• [Instructions to follow]: Give the entries again exactly, every one of them.

(Dataset items)
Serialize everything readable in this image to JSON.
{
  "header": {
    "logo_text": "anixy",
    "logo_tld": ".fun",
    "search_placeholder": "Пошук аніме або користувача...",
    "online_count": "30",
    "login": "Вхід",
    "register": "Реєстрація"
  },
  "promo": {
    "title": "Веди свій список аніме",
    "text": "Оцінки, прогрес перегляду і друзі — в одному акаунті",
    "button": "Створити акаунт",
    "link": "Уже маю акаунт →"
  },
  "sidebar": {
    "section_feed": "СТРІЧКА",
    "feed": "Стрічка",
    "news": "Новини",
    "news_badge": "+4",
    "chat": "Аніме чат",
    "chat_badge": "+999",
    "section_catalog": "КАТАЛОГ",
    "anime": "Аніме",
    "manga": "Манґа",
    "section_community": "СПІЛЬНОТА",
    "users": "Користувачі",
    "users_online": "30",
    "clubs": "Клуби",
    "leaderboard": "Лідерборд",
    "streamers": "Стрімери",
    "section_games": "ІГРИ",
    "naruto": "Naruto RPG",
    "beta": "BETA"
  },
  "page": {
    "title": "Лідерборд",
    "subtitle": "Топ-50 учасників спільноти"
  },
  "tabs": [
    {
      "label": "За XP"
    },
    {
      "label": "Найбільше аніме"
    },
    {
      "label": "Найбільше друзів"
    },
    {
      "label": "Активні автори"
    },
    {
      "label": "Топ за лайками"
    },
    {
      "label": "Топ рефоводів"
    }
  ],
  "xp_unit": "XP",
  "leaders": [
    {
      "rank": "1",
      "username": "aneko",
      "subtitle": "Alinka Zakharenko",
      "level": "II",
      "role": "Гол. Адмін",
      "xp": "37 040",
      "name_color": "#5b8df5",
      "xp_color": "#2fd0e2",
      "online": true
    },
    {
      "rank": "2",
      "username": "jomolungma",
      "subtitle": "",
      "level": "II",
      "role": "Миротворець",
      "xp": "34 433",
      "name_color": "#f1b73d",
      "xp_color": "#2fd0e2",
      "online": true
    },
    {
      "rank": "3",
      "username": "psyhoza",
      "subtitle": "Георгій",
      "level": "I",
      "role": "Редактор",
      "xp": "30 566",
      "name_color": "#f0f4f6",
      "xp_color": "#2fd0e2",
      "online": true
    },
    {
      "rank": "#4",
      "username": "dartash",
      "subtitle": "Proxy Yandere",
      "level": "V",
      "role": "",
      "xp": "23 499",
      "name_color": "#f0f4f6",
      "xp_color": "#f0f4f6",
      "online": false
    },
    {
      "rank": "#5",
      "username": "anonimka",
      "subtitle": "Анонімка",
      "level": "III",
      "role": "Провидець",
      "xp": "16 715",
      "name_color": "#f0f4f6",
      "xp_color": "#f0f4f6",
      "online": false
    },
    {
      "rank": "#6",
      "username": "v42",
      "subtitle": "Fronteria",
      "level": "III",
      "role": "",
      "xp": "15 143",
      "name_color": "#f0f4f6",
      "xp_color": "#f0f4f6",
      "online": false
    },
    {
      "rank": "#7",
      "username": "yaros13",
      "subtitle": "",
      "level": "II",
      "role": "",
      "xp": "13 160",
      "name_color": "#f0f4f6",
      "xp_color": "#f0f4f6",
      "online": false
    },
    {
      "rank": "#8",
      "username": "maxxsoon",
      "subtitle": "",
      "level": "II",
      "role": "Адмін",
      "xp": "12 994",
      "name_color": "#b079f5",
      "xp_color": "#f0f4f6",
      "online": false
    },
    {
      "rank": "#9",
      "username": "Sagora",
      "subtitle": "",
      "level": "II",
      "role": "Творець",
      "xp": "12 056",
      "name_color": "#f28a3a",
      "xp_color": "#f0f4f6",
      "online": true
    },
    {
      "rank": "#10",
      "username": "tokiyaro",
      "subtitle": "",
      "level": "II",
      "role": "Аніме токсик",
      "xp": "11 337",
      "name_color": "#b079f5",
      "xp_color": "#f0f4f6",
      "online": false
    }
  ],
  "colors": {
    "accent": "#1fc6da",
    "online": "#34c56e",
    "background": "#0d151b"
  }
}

• [Result of the exercise]:
Serialize everything readable in this image to JSON.
{
  "header": {
    "logo_text": "anixy",
    "logo_tld": ".fun",
    "search_placeholder": "Пошук аніме або користувача...",
    "online_count": "30",
    "login": "Вхід",
    "register": "Реєстрація"
  },
  "promo": {
    "title": "Веди свій список аніме",
    "text": "Оцінки, прогрес перегляду і друзі — в одному акаунті",
    "button": "Створити акаунт",
    "link": "Уже маю акаунт →"
  },
  "sidebar": {
    "section_feed": "СТРІЧКА",
    "feed": "Стрічка",
    "news": "Новини",
    "news_badge": "+4",
    "chat": "Аніме чат",
    "chat_badge": "+999",
    "section_catalog": "КАТАЛОГ",
    "anime": "Аніме",
    "manga": "Манґа",
    "section_community": "СПІЛЬНОТА",
    "users": "Користувачі",
    "users_online": "30",
    "clubs": "Клуби",
    "leaderboard": "Лідерборд",
    "streamers": "Стрімери",
    "section_games": "ІГРИ",
    "naruto": "Naruto RPG",
    "beta": "BETA"
  },
  "page": {
    "title": "Лідерборд",
    "subtitle": "Топ-50 учасників спільноти"
  },
  "tabs": [
    {
      "label": "За XP"
    },
    {
      "label": "Найбільше аніме"
    },
    {
      "label": "Найбільше друзів"
    },
    {
      "label": "Активні автори"
    },
    {
      "label": "Топ за лайками"
    },
    {
      "label": "Топ рефоводів"
    }
  ],
  "xp_unit": "XP",
  "leaders": [
    {
      "rank": "1",
      "username": "aneko",
      "subtitle": "Alinka Zakharenko",
      "level": "II",
      "role": "Гол. Адмін",
      "xp": "37 040",
      "name_color": "#5b8df5",
      "xp_color": "#2fd0e2",
      "online": true
    },
    {
      "rank": "2",
      "username": "jomolungma",
      "subtitle": "",
      "level": "II",
      "role": "Миротворець",
      "xp": "34 433",
      "name_color": "#f1b73d",
      "xp_color": "#2fd0e2",
      "online": true
    },
    {
      "rank": "3",
      "username": "psyhoza",
      "subtitle": "Георгій",
      "level": "I",
      "role": "Редактор",
      "xp": "30 566",
      "name_color": "#f0f4f6",
      "xp_color": "#2fd0e2",
      "online": true
    },
    {
      "rank": "#4",
      "username": "dartash",
      "subtitle": "Proxy Yandere",
      "level": "V",
      "role": "",
      "xp": "23 499",
      "name_color": "#f0f4f6",
      "xp_color": "#f0f4f6",
      "online": false
    },
    {
      "rank": "#5",
      "username": "anonimka",
      "subtitle": "Анонімка",
      "level": "III",
      "role": "Провидець",
      "xp": "16 715",
      "name_color": "#f0f4f6",
      "xp_color": "#f0f4f6",
      "online": false
    },
    {
      "rank": "#6",
      "username": "v42",
      "subtitle": "Fronteria",
      "level": "III",
      "role": "",
      "xp": "15 143",
      "name_color": "#f0f4f6",
      "xp_color": "#f0f4f6",
      "online": false
    },
    {
      "rank": "#7",
      "username": "yaros13",
      "subtitle": "",
      "level": "II",
      "role": "",
      "xp": "13 160",
      "name_color": "#f0f4f6",
      "xp_color": "#f0f4f6",
      "online": false
    },
    {
      "rank": "#8",
      "username": "maxxsoon",
      "subtitle": "",
      "level": "II",
      "role": "Адмін",
      "xp": "12 994",
      "name_color": "#b079f5",
      "xp_color": "#f0f4f6",
      "online": false
    },
    {
      "rank": "#9",
      "username": "Sagora",
      "subtitle": "",
      "level": "II",
      "role": "Творець",
      "xp": "12 056",
      "name_color": "#f28a3a",
      "xp_color": "#f0f4f6",
      "online": true
    },
    {
      "rank": "#10",
      "username": "tokiyaro",
      "subtitle": "",
      "level": "II",
      "role": "Аніме токсик",
      "xp": "11 337",
      "name_color": "#b079f5",
      "xp_color": "#f0f4f6",
      "online": false
    }
  ],
  "colors": {
    "accent": "#1fc6da",
    "online": "#34c56e",
    "background": "#0d151b"
  }
}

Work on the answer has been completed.